> **WHAT TO DO**: Select, from the material below, each line with "Prec" in it.

=== DATASET RECORDS ===

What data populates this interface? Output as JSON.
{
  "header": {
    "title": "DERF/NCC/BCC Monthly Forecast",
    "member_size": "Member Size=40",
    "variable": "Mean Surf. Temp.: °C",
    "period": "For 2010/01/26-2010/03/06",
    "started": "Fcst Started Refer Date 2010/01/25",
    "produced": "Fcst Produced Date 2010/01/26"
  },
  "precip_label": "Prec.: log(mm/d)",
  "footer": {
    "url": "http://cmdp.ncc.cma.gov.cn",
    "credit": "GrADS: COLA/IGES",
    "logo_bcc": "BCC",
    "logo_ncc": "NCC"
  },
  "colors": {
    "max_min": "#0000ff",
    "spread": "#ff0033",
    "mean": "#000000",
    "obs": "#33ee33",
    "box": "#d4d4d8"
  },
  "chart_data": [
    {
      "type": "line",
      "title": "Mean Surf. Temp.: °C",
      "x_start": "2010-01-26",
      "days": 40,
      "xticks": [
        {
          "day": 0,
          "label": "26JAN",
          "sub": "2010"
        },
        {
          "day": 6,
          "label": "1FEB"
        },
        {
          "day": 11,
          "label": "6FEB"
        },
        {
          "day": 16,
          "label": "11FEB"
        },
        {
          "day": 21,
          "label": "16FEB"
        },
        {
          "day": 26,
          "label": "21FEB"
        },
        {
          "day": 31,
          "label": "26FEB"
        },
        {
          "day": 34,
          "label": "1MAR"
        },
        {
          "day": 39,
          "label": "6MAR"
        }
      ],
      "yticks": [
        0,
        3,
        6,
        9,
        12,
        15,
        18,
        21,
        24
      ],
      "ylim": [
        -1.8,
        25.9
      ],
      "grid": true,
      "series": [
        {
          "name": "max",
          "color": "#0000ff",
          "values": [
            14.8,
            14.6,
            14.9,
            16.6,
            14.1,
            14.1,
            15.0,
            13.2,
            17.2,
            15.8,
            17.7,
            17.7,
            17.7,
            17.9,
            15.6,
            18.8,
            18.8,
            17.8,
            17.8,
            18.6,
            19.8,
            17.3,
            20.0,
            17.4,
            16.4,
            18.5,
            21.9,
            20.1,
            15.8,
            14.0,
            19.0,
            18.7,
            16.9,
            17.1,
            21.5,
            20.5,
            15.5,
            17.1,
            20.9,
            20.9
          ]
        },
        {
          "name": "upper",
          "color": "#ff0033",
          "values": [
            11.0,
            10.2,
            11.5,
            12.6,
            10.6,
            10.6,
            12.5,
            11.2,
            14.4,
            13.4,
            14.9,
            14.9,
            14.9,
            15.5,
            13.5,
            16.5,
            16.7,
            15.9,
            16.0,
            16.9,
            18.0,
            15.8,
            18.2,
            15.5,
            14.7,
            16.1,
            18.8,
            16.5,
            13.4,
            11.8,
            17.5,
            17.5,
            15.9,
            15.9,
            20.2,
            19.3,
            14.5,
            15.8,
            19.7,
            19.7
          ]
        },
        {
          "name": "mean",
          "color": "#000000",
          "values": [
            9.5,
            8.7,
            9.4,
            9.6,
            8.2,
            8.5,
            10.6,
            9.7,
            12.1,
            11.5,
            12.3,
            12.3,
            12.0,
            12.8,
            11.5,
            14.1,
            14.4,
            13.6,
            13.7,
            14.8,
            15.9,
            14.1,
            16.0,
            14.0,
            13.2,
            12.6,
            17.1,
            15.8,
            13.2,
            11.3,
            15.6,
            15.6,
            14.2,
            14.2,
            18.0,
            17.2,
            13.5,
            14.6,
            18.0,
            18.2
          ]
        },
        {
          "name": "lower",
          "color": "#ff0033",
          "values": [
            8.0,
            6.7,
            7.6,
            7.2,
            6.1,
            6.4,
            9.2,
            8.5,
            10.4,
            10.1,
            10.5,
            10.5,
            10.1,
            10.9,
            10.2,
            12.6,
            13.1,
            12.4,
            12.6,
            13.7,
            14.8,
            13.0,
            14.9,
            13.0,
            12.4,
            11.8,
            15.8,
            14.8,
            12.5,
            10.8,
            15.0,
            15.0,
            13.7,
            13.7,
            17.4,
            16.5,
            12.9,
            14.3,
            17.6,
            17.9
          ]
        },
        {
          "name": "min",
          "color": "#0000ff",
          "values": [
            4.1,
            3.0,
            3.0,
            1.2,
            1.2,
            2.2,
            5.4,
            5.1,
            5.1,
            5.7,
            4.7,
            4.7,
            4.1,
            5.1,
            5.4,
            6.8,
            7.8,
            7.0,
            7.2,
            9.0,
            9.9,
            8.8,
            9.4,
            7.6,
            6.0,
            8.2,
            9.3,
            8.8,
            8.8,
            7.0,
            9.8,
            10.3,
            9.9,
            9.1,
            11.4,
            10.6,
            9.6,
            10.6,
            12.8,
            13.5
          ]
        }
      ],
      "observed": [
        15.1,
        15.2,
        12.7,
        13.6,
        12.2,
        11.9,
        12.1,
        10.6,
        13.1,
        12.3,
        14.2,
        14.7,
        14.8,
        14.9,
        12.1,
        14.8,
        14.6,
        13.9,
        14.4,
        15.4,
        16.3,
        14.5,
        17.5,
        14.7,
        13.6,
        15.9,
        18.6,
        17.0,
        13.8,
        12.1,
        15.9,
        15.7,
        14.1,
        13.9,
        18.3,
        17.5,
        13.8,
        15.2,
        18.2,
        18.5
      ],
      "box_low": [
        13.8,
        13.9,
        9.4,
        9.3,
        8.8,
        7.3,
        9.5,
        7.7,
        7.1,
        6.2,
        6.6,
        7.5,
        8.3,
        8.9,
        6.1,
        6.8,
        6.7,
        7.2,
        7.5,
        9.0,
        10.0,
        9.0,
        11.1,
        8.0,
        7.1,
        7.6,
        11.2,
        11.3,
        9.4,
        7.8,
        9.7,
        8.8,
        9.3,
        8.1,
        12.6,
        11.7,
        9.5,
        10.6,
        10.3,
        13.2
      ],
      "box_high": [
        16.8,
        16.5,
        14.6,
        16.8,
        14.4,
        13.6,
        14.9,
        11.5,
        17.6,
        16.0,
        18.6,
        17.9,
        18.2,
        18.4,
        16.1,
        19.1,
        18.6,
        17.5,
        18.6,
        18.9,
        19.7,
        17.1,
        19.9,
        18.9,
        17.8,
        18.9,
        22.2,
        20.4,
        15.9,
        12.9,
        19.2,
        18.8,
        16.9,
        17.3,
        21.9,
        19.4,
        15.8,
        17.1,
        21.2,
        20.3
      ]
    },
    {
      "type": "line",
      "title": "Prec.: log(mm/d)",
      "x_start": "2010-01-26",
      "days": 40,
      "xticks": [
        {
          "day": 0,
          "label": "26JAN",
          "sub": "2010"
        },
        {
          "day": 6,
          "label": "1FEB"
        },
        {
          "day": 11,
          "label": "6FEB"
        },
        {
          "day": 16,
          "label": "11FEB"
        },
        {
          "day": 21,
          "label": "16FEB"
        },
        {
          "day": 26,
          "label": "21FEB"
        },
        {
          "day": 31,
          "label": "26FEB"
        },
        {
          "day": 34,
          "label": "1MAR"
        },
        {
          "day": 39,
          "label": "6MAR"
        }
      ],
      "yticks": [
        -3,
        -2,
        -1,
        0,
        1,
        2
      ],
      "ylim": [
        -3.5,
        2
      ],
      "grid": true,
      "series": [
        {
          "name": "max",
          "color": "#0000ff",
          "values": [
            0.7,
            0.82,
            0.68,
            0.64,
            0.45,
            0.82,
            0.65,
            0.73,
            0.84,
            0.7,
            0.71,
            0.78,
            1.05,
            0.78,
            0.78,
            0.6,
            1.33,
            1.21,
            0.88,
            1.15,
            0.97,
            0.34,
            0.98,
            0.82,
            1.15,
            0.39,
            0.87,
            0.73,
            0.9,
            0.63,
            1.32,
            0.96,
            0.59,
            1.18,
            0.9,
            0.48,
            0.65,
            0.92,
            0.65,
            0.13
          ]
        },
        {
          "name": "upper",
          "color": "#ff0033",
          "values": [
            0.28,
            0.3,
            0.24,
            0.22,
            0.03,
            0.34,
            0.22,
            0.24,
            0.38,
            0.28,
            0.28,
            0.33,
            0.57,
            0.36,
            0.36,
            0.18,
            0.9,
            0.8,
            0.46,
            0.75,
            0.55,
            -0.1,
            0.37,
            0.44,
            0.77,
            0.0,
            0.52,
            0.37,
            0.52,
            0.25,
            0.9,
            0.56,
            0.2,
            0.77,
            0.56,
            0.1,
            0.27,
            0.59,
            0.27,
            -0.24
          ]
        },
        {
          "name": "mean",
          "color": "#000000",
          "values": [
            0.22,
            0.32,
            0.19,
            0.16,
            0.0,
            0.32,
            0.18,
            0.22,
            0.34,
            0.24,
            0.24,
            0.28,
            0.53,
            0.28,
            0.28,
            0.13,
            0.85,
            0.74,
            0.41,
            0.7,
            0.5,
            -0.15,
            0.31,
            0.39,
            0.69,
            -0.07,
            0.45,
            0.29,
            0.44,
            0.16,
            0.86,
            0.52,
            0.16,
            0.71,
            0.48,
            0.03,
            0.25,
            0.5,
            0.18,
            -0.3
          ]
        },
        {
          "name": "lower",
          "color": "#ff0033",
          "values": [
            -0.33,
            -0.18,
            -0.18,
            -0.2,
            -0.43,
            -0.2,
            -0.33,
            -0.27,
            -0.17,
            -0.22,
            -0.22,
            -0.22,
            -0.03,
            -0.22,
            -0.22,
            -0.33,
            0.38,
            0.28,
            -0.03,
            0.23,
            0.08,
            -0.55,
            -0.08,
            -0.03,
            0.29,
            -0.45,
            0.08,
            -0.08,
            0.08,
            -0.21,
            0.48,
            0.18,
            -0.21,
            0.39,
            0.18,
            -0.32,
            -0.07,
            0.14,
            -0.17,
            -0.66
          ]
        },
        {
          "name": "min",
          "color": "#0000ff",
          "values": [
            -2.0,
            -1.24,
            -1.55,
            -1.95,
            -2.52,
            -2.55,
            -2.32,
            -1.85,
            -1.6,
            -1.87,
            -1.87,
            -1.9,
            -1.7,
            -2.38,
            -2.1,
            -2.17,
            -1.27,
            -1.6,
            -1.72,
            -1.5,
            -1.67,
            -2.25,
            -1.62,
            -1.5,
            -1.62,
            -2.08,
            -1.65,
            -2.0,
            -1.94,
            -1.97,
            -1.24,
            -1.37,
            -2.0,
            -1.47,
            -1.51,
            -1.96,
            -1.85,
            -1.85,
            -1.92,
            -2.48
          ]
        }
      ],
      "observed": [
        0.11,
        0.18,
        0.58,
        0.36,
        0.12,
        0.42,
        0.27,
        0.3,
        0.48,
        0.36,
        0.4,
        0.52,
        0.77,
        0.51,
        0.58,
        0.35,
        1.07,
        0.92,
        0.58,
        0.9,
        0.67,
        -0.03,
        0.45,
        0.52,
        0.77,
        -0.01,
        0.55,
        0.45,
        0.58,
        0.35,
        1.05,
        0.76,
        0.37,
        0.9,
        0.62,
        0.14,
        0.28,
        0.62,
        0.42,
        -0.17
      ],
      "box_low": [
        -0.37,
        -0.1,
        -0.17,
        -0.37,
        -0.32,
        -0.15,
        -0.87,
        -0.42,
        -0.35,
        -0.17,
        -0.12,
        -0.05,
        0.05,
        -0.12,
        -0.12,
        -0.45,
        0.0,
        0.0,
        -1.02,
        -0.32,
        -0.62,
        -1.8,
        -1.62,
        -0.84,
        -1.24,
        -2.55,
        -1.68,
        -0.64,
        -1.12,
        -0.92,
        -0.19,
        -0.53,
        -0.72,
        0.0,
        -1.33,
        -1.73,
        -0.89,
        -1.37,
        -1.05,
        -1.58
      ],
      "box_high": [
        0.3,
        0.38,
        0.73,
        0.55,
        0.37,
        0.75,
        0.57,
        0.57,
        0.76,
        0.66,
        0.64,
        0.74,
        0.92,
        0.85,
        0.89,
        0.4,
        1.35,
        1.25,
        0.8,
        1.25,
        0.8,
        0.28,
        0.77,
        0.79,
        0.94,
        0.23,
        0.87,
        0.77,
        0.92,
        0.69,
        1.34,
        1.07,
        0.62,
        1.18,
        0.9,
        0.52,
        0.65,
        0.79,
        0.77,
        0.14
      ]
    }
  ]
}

===

> **EXERCISE ANSWER**:
  "precip_label": "Prec.: log(mm/d)",
      "title": "Prec.: log(mm/d)",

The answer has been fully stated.